Required task: Turn everything from the line containing "field-cell: [256, 173, 265, 182]" down to the line containing "field-cell: [893, 213, 901, 223]", both included, into a numbered list, leaving out any blank lines.

-- Records for this task start --

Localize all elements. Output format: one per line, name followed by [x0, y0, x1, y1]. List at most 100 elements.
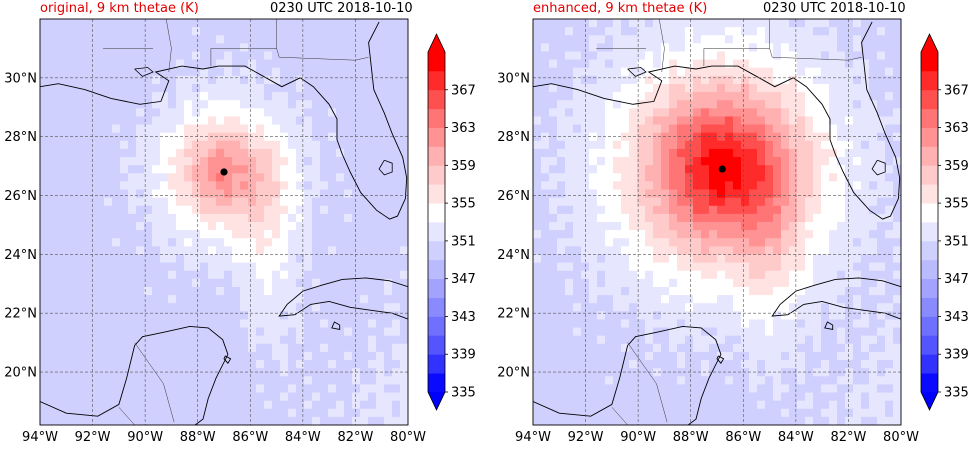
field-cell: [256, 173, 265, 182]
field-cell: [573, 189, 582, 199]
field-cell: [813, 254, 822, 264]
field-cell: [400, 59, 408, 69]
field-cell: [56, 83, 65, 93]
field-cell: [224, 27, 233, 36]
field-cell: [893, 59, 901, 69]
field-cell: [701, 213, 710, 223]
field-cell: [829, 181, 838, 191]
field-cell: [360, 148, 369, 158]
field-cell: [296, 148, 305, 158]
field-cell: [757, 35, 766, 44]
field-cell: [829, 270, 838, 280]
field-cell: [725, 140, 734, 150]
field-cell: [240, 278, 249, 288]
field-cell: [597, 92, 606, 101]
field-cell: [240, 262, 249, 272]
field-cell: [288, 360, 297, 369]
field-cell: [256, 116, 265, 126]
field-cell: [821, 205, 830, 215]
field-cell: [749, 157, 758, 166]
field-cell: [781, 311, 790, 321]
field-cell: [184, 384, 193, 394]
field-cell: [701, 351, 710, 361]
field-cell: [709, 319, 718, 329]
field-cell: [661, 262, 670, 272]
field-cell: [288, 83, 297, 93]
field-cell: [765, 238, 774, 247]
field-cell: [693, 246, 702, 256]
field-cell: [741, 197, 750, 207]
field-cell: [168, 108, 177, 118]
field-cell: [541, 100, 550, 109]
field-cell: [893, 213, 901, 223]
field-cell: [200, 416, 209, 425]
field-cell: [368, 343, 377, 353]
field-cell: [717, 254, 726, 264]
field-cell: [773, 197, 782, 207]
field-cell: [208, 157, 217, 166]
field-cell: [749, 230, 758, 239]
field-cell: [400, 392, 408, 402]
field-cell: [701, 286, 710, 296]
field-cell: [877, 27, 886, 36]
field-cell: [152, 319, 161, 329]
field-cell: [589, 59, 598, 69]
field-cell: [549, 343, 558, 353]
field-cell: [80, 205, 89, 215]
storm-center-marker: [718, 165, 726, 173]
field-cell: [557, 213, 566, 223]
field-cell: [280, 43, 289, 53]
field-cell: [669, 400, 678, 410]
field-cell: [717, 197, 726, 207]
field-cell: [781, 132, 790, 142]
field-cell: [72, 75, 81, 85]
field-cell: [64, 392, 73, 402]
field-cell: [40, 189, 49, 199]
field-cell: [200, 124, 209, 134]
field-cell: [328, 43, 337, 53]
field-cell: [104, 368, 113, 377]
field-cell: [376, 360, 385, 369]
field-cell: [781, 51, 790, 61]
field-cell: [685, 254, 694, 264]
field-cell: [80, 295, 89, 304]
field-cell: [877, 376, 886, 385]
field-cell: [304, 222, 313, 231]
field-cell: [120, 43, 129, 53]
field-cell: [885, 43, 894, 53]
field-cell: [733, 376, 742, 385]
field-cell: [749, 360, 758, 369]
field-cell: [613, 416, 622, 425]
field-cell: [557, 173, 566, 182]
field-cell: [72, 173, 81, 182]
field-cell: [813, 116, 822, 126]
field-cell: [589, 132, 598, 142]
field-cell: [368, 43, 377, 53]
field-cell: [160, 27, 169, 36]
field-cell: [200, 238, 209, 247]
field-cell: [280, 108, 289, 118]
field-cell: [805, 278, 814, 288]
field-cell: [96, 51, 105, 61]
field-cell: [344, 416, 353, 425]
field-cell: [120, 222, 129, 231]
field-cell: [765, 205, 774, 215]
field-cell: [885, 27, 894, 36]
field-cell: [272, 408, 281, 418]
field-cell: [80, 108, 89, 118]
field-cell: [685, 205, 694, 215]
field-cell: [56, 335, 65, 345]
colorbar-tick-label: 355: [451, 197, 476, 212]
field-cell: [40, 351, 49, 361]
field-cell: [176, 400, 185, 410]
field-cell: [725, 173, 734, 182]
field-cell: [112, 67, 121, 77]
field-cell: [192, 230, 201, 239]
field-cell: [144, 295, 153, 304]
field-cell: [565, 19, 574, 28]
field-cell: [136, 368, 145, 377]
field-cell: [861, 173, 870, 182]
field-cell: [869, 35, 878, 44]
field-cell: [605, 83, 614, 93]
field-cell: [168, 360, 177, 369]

-- Records for this task end --

Response to this task:
1. field-cell: [256, 173, 265, 182]
2. field-cell: [573, 189, 582, 199]
3. field-cell: [813, 254, 822, 264]
4. field-cell: [400, 59, 408, 69]
5. field-cell: [56, 83, 65, 93]
6. field-cell: [224, 27, 233, 36]
7. field-cell: [893, 59, 901, 69]
8. field-cell: [701, 213, 710, 223]
9. field-cell: [829, 181, 838, 191]
10. field-cell: [360, 148, 369, 158]
11. field-cell: [296, 148, 305, 158]
12. field-cell: [757, 35, 766, 44]
13. field-cell: [829, 270, 838, 280]
14. field-cell: [725, 140, 734, 150]
15. field-cell: [240, 278, 249, 288]
16. field-cell: [597, 92, 606, 101]
17. field-cell: [240, 262, 249, 272]
18. field-cell: [288, 360, 297, 369]
19. field-cell: [256, 116, 265, 126]
20. field-cell: [821, 205, 830, 215]
21. field-cell: [749, 157, 758, 166]
22. field-cell: [781, 311, 790, 321]
23. field-cell: [184, 384, 193, 394]
24. field-cell: [701, 351, 710, 361]
25. field-cell: [709, 319, 718, 329]
26. field-cell: [661, 262, 670, 272]
27. field-cell: [288, 83, 297, 93]
28. field-cell: [765, 238, 774, 247]
29. field-cell: [693, 246, 702, 256]
30. field-cell: [741, 197, 750, 207]
31. field-cell: [168, 108, 177, 118]
32. field-cell: [541, 100, 550, 109]
33. field-cell: [893, 213, 901, 223]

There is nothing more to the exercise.